Optic Neuritis/ Retrobulbar Neuritis

Optic Neuritis is an inflammation of the optic nerve, which leaves the back of the eye and exits into the brain at the back of the bony orbit of the skull. The optic nerve serves the very important function of getting visual information from the eye into the brain and to the visual cortex, located in the back of the head.

Sometimes this condition is referred to as Retrobulbar Neuritis, in order to reflect that it is located behind the eye.

Typically, a patient arrives in their optometrist’s office for an urgent appointment with symptoms of vision disturbances and ocular pain, especially when she tries to move her eyes. Sometimes the pain is enough to cause her to move her entire head rather than follow a target with her eyes only, even though she has it in only one eye.

On examination, both eyes appear to be normal in appearance, especially if this is the first time the patient has experienced anything like this. Visually, there may be blur or “fogging” of sight, also reported as “blackening” or a “hole” in the visual field, again, usually in only one eye. Color vision in the affected eye may be described as a washed-out appearance that may be more noticeable when looking at red objects. The pupils may also have unequal responses to light, with the affected eye being slower to respond.

Changes in the vision follow the onset of the pain within several hours or a few days. Females more often than males present with optic neuritis.

A comprehensive vision examination will reveal the changes in the vision noted above, but otherwise the eye will appear normal, especially if the patient has not had such an attack previously, and if the exam is taking place early in the process. Because the inflammation is located behind the eye instead of inside it, the eye itself will look quite normal in most cases.

Optic Neuritis has been commonly associated with the autoimmune disorder, multiple sclerosis, (MS) which manifests in about half of patients presenting with it. In fifteen to twenty percent of patients who later develop multiple sclerosis, the optic neuritis is their first symptom. Another autoimmune disorder, neuromyelitis optica, can also be the underlying cause.

Autoimmune diseases are the result of a person’s immune system attacking part of their own tissues. Multiple sclerosis causes damage to the myelin sheath that provides insulation for nerve fibers, causing the messages to and from the brain from moving as fast or as efficiently as they normally would. Neuromyelitis Optica is similar, but attacks the optic nerve and the spinal cord, instead of the brain.

[Bounding box prediction data]
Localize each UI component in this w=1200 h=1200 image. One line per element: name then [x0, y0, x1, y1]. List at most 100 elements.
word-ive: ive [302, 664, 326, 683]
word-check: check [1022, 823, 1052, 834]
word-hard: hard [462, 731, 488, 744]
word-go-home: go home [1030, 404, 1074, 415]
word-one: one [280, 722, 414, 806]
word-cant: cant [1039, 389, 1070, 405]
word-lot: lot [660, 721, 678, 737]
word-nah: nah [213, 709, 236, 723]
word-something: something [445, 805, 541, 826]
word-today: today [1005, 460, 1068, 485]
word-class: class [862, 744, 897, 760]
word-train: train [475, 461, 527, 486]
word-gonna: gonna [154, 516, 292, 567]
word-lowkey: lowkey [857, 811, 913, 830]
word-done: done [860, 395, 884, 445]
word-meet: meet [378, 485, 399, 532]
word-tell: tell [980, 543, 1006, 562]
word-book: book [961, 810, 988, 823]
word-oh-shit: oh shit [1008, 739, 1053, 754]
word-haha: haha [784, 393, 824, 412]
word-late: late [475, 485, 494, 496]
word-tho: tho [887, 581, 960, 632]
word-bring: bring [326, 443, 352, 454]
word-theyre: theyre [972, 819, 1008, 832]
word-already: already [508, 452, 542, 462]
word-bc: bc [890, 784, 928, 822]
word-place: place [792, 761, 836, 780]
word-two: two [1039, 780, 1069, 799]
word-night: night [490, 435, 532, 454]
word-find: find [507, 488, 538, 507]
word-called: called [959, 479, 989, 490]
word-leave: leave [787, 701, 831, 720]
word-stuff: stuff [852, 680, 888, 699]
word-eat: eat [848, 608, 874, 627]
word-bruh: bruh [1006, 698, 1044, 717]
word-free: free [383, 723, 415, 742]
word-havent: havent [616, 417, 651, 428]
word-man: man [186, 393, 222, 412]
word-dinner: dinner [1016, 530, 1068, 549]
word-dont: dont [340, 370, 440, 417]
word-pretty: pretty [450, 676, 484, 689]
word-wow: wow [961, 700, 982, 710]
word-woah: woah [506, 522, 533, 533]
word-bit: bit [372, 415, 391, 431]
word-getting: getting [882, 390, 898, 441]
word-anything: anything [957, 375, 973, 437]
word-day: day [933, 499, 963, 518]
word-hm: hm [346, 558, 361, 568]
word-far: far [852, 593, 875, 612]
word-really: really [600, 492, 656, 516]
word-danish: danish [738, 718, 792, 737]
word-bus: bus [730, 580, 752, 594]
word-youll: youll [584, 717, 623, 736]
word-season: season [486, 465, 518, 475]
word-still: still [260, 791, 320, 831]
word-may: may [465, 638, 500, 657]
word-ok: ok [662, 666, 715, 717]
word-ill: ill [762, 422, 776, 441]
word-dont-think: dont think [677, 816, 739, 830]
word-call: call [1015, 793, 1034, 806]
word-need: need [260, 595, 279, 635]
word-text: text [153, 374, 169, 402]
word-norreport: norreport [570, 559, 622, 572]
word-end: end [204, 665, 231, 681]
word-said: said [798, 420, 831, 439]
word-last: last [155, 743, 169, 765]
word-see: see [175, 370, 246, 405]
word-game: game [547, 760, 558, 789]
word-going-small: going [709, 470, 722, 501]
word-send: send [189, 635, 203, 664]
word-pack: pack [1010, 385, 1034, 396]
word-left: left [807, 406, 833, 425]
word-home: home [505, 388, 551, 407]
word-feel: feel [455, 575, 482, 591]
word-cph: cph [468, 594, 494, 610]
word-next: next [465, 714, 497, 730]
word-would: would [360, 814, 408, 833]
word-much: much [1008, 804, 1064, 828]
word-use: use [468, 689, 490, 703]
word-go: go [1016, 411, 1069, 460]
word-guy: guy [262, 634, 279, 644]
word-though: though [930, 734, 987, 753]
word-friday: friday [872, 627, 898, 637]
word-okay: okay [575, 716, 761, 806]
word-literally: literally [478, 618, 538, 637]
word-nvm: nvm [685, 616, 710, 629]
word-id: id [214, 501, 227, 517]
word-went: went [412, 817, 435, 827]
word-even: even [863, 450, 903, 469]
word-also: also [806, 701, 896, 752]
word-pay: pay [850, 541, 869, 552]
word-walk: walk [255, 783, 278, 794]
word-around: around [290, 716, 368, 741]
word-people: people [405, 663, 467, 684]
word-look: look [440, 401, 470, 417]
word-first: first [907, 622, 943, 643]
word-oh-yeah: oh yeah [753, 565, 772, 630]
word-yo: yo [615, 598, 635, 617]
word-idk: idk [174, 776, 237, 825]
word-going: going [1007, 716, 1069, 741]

▸ **Apply what you read**:
A. Print the stretch of the optic neuritis article from "Optic Neuritis has" through "of the brain.".
B. Render this sentence from the optic neuritis article in Spanish: "Sometimes this condition is referred to as Retrobulbar Neuritis, in order to reflect that it is located behind the eye."

▸ **Answers to the problems**:
A.
Optic Neuritis has been commonly associated with the autoimmune disorder, multiple sclerosis, (MS) which manifests in about half of patients presenting with it. In fifteen to twenty percent of patients who later develop multiple sclerosis, the optic neuritis is their first symptom. Another autoimmune disorder, neuromyelitis optica, can also be the underlying cause.

Autoimmune diseases are the result of a person’s immune system attacking part of their own tissues. Multiple sclerosis causes damage to the myelin sheath that provides insulation for nerve fibers, causing the messages to and from the brain from moving as fast or as efficiently as they normally would. Neuromyelitis Optica is similar, but attacks the optic nerve and the spinal cord, instead of the brain.

B. A veces esta afección se denomina neuritis retrobulbar, para reflejar que se localiza detrás del ojo.